## Passage shown
There was a time when landing in a new country meant hunting for a SIM kiosk, handing over your passport, and hoping the staff spoke enough of your language to set up a plan. An eSIM erases all of that. You buy a data plan from an app, scan a QR code, and your phone is online before you have even left the gate.
Because the SIM is built into the handset, there is no tray to pry open and no tiny chip to drop on an airport floor. You can hold several plans at once, switch carriers in a tap, and keep your home number on the physical line for calls and texts. For anyone who crosses borders even a couple of times a year, that convenience quickly pays for itself against the cost of carrier roaming.
The catch is choice. Dozens of providers now compete for the same traveler, and they reprice constantly by destination, so a plan that looks cheap in one region is middling in the next. Below we break down seven travel eSIM providers worth trusting, what each one is genuinely good at, and how to read the trade-offs before you pay. If you are shopping by app rather than by provider, our companion guide to the best eSIM apps for Android and iPhone covers a wider field, including Holafly and other names not reviewed here.
What Matters Most When You Travel
Before the provider names, it helps to know what you are actually weighing. Four things decide whether an eSIM earns its place on your phone, and most travelers rank them in roughly this order.
| What to weigh | Why it matters |
|---|---|
| Coverage | A cheap plan is useless where it has no signal. Check the destination list first. |
| Pricing | Rates swing wildly by region; compare cost per gigabyte, not headline numbers. |
| Ease of use | A clean app and quick QR activation save you stress on arrival day. |
| Security | You are routing real data abroad, so a reputable provider beats a bargain unknown. |
Quick Overview of the Seven Picks
Short on time? Here is the whole field at a glance. Prices are framed in relative terms on purpose, because these providers reprice constantly by destination; treat the table as a sense of where each one sits, then confirm the exact rate in the app before you buy.
| Provider | Coverage | Best for |
|---|---|---|
| Saily | 200 countries | Budget data from a trusted name |
| Airalo | 200+ countries | Widest reach and plan variety |
| Ubigi | 200 countries | 5G in many destinations, big-brand partners |
| AloSIM | 200+ countries | Quick setup with a phone number add-on |
| Jetpac | 200+ destinations | Cheapest local plans and perks |
| Airhub | 190+ countries | Data plus real calls and SMS |
| Flexiroam | 150+ countries | Multi-country and in-flight coverage |
1. Saily
Best for: budget travelers who want a recognizable name behind the plan.

## Record excerpts
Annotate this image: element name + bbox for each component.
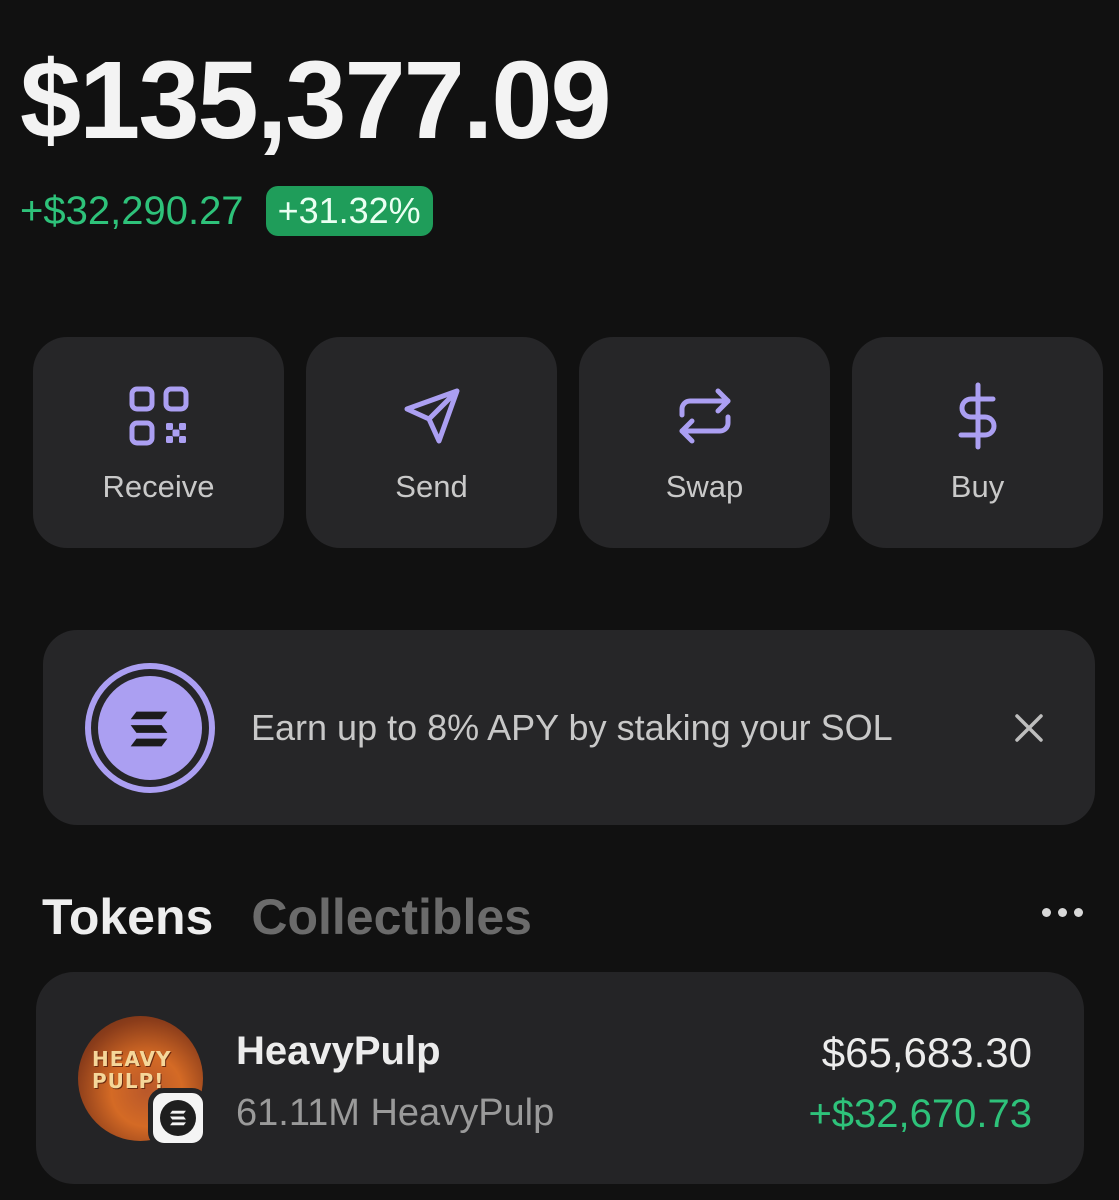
solana-chain-badge-icon <box>148 1088 208 1148</box>
asset-tabs: Tokens Collectibles <box>42 888 532 946</box>
tab-collectibles[interactable]: Collectibles <box>251 888 532 946</box>
close-icon[interactable] <box>1009 708 1049 748</box>
buy-button[interactable]: Buy <box>852 337 1103 548</box>
token-row[interactable]: HEAVY PULP! HeavyPulp 61.11M HeavyPulp $… <box>36 972 1084 1184</box>
tab-tokens[interactable]: Tokens <box>42 888 213 946</box>
balance-change-percent-badge: +31.32% <box>265 186 433 236</box>
token-amount: 61.11M HeavyPulp <box>236 1092 555 1134</box>
swap-button[interactable]: Swap <box>579 337 830 548</box>
more-options-icon[interactable] <box>1042 908 1083 917</box>
balance-change-amount: +$32,290.27 <box>20 188 244 233</box>
solana-icon <box>85 662 215 793</box>
balance-change-row: +$32,290.27 +31.32% <box>20 186 433 236</box>
total-balance: $135,377.09 <box>20 39 612 162</box>
buy-label: Buy <box>950 468 1005 504</box>
token-name: HeavyPulp <box>236 1029 441 1073</box>
action-buttons: Receive Send Swap Buy <box>33 337 1103 548</box>
swap-icon <box>679 388 730 443</box>
dollar-icon <box>958 382 996 449</box>
token-change: +$32,670.73 <box>808 1092 1032 1136</box>
token-value: $65,683.30 <box>821 1029 1032 1076</box>
qr-code-icon <box>129 386 188 445</box>
wallet-home-screen: $135,377.09 +$32,290.27 +31.32% Receive … <box>0 0 1119 1200</box>
receive-label: Receive <box>102 468 215 504</box>
send-button[interactable]: Send <box>306 337 557 548</box>
swap-label: Swap <box>665 468 744 504</box>
token-avatar-logo-text: HEAVY PULP! <box>92 1047 172 1093</box>
staking-banner[interactable]: Earn up to 8% APY by staking your SOL <box>43 630 1095 825</box>
receive-button[interactable]: Receive <box>33 337 284 548</box>
send-label: Send <box>395 468 468 504</box>
staking-banner-text: Earn up to 8% APY by staking your SOL <box>251 706 893 748</box>
send-icon <box>404 388 459 443</box>
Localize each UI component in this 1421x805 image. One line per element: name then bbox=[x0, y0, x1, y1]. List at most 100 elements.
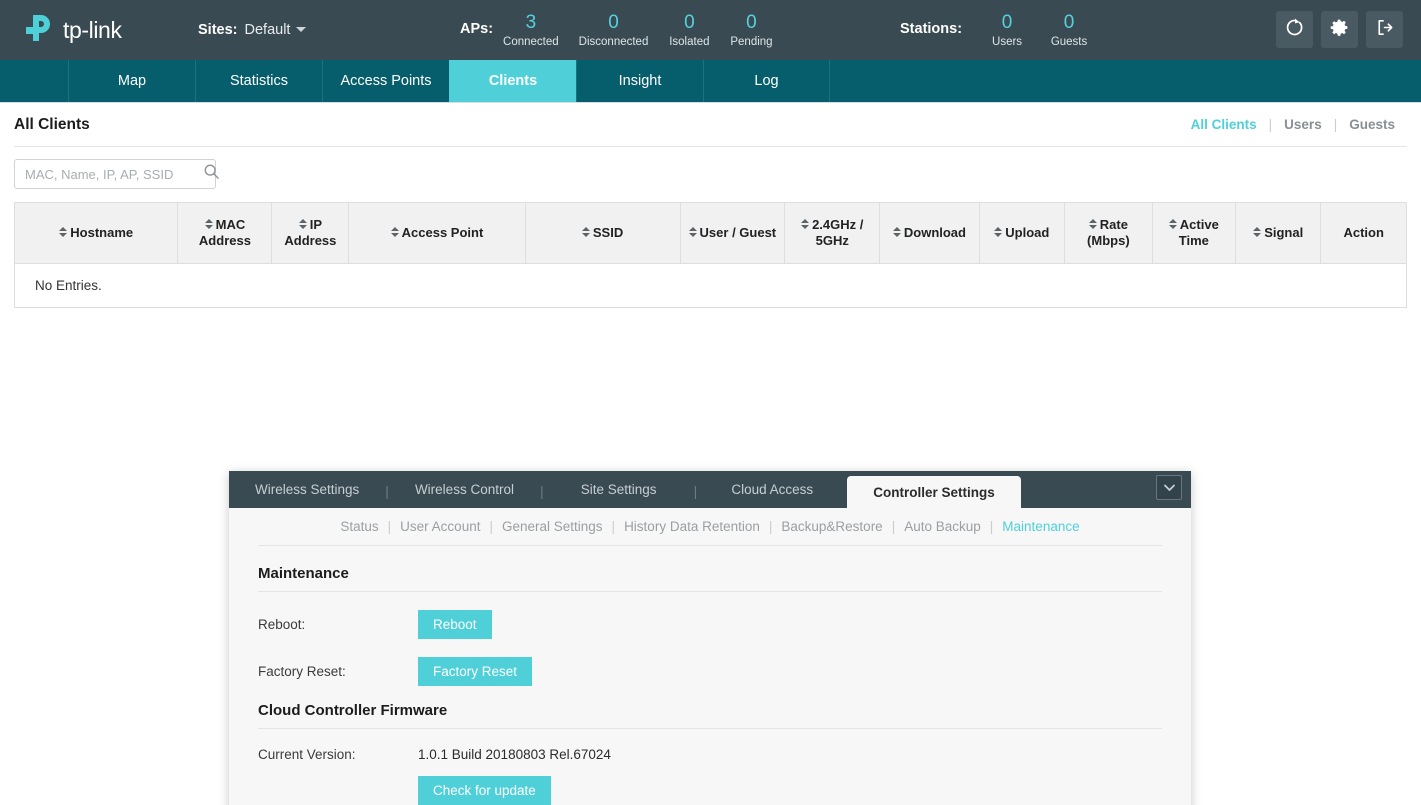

## Set of tasks
[a] Answer these questions from the travel eSIM article:
(i) According to the article, what can you keep on the physical line while using an eSIM?
(ii) Which provider is listed with coverage of 150+ countries?
(iii) When weighing pricing, what does the article say to compare instead of headline numbers?
[b] In the travel eSIM article, write out the section starting with "The catch is" and going on through "not reviewed here.", changing "traveler" to "customer".

## Written answers
[a]
(i) Your home number, for calls and texts.
(ii) Flexiroam.
(iii) Cost per gigabyte.

[b]
The catch is choice. Dozens of providers now compete for the same customer, and they reprice constantly by destination, so a plan that looks cheap in one region is middling in the next. Below we break down seven travel eSIM providers worth trusting, what each one is genuinely good at, and how to read the trade-offs before you pay. If you are shopping by app rather than by provider, our companion guide to the best eSIM apps for Android and iPhone covers a wider field, including Holafly and other names not reviewed here.